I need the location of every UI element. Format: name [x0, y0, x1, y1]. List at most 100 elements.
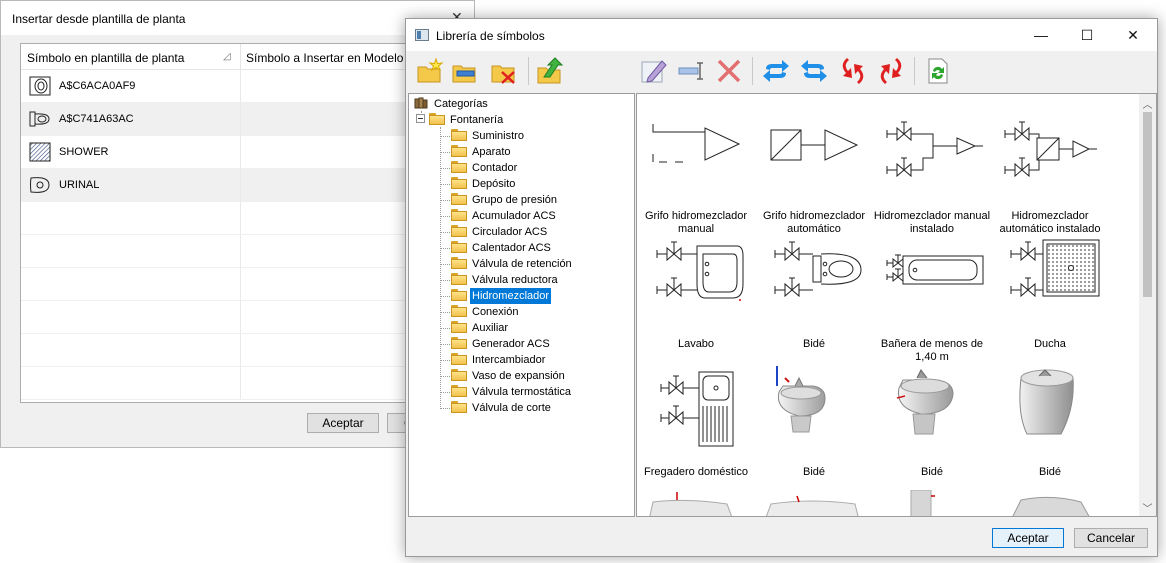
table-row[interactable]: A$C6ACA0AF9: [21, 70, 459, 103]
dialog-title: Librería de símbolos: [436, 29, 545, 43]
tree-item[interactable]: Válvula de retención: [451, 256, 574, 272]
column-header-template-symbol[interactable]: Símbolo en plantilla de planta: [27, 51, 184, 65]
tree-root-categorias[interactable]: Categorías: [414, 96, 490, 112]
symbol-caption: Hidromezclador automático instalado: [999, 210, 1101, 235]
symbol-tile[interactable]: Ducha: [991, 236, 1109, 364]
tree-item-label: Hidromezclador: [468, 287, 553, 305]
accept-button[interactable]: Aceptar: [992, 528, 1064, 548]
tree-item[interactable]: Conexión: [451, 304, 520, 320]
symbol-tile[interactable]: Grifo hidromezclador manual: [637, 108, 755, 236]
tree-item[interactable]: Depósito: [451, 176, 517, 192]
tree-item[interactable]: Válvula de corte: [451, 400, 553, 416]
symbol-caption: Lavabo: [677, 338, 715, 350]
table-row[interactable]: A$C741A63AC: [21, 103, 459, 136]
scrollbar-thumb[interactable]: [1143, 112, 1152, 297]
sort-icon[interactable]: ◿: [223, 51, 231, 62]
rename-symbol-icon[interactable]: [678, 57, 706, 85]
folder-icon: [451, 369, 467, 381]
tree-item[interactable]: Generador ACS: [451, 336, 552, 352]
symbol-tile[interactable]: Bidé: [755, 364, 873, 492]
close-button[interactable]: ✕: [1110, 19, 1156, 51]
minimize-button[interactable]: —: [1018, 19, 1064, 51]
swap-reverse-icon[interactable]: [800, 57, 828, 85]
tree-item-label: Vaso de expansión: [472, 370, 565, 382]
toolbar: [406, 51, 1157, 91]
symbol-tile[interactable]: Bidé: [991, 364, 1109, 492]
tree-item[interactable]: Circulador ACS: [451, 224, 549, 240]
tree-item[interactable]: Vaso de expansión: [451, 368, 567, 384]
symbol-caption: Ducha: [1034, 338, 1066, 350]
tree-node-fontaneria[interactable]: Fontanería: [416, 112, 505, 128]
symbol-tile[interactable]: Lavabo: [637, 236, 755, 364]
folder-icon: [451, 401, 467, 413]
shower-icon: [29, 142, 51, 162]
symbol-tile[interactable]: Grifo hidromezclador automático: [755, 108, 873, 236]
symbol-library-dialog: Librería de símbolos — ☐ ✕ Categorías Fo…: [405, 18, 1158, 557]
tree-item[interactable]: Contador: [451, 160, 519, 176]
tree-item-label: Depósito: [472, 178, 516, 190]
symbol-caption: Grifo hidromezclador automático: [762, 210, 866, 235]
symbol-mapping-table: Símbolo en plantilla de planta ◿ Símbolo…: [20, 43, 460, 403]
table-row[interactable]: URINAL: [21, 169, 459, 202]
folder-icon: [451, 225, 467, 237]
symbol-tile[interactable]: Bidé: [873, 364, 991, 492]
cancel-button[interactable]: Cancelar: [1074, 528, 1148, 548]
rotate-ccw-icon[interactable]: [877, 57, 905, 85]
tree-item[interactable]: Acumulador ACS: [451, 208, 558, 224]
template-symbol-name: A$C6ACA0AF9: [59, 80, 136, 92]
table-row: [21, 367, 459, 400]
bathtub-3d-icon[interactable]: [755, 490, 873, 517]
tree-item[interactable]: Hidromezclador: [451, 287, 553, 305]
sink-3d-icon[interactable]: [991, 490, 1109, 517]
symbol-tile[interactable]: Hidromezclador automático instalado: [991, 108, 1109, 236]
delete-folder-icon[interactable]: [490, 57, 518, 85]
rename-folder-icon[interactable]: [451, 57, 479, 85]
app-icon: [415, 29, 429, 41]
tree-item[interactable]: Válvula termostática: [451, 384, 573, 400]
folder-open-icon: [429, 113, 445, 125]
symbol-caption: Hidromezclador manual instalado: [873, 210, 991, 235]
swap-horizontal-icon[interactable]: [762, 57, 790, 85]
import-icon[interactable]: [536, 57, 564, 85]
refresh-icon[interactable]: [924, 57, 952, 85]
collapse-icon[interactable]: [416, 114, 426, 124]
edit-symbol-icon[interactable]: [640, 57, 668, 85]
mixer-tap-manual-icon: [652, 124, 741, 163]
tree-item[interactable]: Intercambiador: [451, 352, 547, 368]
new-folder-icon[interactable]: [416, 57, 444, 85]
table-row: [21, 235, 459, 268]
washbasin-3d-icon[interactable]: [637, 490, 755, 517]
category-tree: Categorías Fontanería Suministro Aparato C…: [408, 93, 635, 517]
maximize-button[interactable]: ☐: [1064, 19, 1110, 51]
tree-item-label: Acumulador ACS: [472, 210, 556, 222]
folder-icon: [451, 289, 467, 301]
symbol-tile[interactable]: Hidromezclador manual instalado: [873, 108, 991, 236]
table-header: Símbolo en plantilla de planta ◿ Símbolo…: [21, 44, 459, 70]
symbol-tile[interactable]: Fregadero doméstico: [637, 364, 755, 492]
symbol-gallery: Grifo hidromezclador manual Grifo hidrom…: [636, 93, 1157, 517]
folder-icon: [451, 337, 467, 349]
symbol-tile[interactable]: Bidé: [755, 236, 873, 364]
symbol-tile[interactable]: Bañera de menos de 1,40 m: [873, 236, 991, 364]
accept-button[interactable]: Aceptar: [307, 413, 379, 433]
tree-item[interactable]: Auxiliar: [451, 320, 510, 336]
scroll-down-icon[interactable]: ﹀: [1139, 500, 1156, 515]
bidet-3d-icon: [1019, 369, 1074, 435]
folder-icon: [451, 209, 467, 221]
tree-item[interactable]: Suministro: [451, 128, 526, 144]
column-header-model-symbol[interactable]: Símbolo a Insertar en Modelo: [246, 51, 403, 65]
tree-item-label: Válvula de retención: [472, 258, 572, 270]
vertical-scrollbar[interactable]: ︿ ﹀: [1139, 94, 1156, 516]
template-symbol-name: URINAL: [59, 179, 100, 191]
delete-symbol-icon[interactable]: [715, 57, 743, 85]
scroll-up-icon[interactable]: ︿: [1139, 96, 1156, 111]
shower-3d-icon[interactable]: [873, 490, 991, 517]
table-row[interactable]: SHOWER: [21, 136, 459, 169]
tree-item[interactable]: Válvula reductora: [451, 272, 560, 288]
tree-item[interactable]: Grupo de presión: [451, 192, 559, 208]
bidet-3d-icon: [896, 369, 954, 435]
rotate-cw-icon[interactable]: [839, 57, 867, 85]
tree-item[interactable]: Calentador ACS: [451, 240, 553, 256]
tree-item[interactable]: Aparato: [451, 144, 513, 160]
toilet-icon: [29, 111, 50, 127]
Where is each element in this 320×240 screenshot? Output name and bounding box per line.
══════════
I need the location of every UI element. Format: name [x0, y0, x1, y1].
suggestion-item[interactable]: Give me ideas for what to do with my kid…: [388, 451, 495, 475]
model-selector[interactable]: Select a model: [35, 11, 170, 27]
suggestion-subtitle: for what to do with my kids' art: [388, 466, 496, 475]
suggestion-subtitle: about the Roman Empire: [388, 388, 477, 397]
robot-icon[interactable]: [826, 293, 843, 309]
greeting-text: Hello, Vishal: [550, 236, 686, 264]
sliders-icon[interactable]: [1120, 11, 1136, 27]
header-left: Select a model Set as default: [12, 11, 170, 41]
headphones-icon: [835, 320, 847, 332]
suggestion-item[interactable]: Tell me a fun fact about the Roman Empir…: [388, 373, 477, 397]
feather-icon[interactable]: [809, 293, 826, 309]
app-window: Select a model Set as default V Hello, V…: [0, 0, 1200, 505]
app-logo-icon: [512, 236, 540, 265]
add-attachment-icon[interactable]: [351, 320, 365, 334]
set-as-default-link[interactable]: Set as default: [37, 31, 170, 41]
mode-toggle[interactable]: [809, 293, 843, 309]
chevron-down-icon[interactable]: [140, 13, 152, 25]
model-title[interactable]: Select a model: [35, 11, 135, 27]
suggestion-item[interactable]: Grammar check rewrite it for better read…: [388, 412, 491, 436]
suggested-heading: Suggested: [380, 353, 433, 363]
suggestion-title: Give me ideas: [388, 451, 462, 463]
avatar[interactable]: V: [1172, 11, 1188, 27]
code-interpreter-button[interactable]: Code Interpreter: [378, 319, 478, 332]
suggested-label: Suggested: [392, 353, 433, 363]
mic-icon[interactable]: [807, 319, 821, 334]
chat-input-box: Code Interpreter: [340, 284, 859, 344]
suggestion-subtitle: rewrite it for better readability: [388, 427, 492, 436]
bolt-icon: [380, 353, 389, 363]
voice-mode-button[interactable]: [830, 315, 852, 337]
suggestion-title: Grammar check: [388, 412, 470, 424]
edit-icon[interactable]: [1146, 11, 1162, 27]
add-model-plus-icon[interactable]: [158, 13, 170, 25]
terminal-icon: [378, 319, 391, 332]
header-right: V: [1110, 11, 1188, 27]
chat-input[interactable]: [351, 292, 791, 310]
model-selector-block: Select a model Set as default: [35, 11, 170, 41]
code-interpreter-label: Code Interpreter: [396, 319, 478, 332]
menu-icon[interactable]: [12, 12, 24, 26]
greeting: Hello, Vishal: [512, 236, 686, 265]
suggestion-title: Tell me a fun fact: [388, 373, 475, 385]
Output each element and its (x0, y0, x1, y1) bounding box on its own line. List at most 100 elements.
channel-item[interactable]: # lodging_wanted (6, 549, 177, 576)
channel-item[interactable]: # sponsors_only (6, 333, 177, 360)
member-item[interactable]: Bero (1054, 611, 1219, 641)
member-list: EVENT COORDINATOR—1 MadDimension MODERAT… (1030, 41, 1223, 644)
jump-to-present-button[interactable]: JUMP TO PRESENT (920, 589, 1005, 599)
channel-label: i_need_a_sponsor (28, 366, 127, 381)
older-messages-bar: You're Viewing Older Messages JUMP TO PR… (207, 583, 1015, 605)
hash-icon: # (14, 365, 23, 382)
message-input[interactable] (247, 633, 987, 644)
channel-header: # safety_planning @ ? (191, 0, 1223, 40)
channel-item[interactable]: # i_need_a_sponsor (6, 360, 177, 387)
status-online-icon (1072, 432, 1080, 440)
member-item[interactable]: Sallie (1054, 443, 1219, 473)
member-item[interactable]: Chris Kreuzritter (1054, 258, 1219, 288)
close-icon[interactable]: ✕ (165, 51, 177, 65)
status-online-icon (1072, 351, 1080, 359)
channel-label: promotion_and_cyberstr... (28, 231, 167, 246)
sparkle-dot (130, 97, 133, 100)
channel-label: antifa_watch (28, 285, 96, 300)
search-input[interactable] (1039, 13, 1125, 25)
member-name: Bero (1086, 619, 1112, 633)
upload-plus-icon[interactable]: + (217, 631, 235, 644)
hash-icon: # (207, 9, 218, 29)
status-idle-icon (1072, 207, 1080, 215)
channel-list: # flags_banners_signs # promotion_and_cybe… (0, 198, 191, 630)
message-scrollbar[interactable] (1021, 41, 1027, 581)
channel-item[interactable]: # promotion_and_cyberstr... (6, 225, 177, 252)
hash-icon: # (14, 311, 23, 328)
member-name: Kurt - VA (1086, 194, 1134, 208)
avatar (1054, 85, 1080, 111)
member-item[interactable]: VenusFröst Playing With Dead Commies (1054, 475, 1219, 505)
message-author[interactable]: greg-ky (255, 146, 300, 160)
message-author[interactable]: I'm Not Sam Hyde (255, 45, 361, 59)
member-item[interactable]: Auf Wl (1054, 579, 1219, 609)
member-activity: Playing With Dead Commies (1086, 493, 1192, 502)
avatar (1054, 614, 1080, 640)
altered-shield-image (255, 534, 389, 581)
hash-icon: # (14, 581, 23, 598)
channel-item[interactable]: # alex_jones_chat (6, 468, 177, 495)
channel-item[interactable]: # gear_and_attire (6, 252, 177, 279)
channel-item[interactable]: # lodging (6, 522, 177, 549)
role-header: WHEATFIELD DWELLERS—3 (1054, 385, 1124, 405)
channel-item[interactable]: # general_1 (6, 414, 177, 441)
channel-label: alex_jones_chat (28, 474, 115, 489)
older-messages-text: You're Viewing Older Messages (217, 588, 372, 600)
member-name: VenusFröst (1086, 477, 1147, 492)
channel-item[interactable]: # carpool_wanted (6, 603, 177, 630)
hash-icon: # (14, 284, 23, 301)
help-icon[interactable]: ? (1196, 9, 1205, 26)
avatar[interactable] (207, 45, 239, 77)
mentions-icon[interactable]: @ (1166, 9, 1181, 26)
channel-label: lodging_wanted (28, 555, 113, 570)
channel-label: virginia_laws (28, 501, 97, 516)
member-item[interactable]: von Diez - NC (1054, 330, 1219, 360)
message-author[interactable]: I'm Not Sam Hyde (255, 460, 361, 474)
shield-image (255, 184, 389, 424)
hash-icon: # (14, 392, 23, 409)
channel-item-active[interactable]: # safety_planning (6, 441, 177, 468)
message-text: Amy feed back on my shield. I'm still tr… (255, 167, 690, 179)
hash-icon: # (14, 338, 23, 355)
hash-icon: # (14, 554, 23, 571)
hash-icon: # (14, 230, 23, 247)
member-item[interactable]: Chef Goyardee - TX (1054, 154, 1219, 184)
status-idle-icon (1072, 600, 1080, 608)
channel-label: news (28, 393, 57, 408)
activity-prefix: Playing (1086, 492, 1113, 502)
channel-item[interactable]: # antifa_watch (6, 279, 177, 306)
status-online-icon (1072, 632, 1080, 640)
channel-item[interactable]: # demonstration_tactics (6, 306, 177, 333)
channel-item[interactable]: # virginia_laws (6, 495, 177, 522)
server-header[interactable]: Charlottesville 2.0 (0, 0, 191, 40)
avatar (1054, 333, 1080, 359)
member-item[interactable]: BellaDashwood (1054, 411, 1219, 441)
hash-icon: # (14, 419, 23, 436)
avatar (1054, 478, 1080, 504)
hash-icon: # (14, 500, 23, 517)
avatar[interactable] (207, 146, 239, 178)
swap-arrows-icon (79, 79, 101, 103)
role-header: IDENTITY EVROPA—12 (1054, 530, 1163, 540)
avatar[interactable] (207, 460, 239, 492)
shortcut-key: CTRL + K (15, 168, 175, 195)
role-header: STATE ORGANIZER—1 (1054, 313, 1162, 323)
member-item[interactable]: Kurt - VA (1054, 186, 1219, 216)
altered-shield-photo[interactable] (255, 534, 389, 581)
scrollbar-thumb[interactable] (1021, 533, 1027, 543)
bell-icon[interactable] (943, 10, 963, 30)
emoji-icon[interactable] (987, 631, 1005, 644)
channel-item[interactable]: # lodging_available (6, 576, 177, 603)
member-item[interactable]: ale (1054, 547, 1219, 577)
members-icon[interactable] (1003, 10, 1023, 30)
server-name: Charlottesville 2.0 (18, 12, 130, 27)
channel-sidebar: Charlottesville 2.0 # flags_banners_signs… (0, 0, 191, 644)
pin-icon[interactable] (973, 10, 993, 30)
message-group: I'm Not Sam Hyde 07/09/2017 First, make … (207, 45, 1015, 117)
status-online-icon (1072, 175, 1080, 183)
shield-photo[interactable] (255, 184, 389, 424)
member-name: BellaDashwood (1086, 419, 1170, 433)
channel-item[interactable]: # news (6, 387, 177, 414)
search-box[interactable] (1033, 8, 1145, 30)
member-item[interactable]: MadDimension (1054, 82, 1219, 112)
══════════
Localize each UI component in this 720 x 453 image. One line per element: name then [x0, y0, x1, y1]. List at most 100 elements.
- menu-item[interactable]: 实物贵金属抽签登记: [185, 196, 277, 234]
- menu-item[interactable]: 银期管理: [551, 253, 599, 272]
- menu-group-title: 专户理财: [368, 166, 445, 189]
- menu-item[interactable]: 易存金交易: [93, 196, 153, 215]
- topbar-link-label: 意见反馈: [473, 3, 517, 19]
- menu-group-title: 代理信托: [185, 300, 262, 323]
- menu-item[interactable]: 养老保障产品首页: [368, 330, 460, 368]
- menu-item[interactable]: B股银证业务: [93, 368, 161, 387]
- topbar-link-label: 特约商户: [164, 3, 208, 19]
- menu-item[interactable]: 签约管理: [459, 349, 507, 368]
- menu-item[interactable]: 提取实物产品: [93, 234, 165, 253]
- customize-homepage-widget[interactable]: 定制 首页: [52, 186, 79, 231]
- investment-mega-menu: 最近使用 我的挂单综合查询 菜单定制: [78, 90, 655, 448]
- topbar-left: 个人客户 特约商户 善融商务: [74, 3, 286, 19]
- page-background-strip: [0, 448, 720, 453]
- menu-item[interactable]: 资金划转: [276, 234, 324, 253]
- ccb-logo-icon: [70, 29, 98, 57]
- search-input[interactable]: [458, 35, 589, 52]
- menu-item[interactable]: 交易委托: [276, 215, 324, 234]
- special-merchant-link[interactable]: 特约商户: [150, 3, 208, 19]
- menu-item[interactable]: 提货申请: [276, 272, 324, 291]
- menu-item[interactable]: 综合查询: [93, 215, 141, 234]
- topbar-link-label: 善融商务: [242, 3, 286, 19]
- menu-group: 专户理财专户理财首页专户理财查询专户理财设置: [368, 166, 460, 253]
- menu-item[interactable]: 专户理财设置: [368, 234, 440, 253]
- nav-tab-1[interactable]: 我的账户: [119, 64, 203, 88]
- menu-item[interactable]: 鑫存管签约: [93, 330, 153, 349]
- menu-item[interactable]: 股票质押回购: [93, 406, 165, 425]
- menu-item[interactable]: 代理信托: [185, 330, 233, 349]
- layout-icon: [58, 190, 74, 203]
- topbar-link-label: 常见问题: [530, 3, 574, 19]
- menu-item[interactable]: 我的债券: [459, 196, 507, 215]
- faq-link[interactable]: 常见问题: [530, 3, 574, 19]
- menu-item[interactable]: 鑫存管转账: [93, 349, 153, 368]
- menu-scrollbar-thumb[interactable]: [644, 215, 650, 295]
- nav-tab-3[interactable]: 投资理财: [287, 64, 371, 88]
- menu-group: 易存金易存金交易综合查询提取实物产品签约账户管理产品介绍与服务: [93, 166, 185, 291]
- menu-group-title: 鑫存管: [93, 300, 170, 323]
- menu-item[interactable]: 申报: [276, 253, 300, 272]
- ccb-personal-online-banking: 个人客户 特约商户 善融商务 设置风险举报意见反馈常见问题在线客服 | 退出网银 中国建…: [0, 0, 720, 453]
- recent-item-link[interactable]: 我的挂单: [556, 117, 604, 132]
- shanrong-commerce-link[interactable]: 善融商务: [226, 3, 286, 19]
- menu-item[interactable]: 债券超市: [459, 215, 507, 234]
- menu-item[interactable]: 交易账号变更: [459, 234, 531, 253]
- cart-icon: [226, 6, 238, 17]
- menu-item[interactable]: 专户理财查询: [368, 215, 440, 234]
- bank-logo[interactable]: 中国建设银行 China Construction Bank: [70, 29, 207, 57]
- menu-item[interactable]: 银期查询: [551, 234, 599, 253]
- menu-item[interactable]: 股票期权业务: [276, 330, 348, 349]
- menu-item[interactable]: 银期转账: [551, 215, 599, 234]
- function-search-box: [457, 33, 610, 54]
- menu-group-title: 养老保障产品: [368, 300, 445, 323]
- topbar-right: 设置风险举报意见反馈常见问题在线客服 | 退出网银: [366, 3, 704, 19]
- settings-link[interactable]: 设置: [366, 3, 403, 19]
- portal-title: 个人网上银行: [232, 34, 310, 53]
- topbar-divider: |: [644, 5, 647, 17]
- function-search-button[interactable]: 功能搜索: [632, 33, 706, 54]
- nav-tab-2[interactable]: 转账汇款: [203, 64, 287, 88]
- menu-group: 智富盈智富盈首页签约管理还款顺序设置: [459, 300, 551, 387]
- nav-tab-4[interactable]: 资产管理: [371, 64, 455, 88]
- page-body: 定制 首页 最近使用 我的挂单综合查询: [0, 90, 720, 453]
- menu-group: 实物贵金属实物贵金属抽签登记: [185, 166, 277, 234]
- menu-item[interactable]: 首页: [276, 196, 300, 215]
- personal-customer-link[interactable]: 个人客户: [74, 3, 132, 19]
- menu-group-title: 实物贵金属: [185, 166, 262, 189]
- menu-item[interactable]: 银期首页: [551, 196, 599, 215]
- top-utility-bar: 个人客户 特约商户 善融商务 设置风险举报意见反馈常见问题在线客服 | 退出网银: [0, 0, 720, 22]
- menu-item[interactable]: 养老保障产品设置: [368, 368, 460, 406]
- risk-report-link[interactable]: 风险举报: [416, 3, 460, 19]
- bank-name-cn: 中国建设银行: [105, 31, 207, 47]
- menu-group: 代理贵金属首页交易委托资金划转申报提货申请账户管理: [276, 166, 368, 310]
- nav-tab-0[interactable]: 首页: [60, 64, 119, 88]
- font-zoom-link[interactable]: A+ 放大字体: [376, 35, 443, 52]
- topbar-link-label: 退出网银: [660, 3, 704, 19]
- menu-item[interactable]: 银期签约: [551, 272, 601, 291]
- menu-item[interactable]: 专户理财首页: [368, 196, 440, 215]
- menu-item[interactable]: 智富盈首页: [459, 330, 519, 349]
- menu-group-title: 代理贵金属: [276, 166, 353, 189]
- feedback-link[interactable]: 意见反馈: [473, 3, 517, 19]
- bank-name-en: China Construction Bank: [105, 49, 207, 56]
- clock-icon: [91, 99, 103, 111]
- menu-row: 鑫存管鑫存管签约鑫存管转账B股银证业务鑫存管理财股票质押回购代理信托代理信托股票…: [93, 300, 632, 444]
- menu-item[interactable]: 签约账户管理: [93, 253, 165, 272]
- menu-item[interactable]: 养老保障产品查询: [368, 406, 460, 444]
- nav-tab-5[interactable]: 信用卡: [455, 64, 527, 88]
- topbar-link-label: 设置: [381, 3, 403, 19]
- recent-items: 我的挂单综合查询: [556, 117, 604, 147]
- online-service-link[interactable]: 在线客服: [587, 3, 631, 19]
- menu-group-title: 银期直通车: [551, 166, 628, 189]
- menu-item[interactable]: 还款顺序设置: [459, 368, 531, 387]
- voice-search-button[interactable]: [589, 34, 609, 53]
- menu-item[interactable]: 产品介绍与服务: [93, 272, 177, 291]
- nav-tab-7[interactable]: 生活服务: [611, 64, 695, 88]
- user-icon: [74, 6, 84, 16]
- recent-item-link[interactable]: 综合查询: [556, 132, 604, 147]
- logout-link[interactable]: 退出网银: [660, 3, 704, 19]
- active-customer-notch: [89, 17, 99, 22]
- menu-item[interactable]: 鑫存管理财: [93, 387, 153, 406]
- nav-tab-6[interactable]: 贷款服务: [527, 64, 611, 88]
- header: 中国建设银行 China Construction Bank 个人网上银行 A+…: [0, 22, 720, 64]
══════════
__Exercise prompt__:
Rewrite the part of the records that opens with the line containing "Localize each UI" and closes with the line containing "- menu-item[interactable]: 养老保障产品首页: [368, 330, 460, 368]", replacing "menu-group-title" with "section-heading" and leaving everything else unchanged.

__Task response__:
Localize each UI component in this 720 x 453 image. One line per element: name then [x0, y0, x1, y1]. List at most 100 elements.
- menu-item[interactable]: 实物贵金属抽签登记: [185, 196, 277, 234]
- menu-item[interactable]: 银期管理: [551, 253, 599, 272]
- section-heading: 专户理财: [368, 166, 445, 189]
- menu-item[interactable]: 易存金交易: [93, 196, 153, 215]
- topbar-link-label: 意见反馈: [473, 3, 517, 19]
- section-heading: 代理信托: [185, 300, 262, 323]
- menu-item[interactable]: 养老保障产品首页: [368, 330, 460, 368]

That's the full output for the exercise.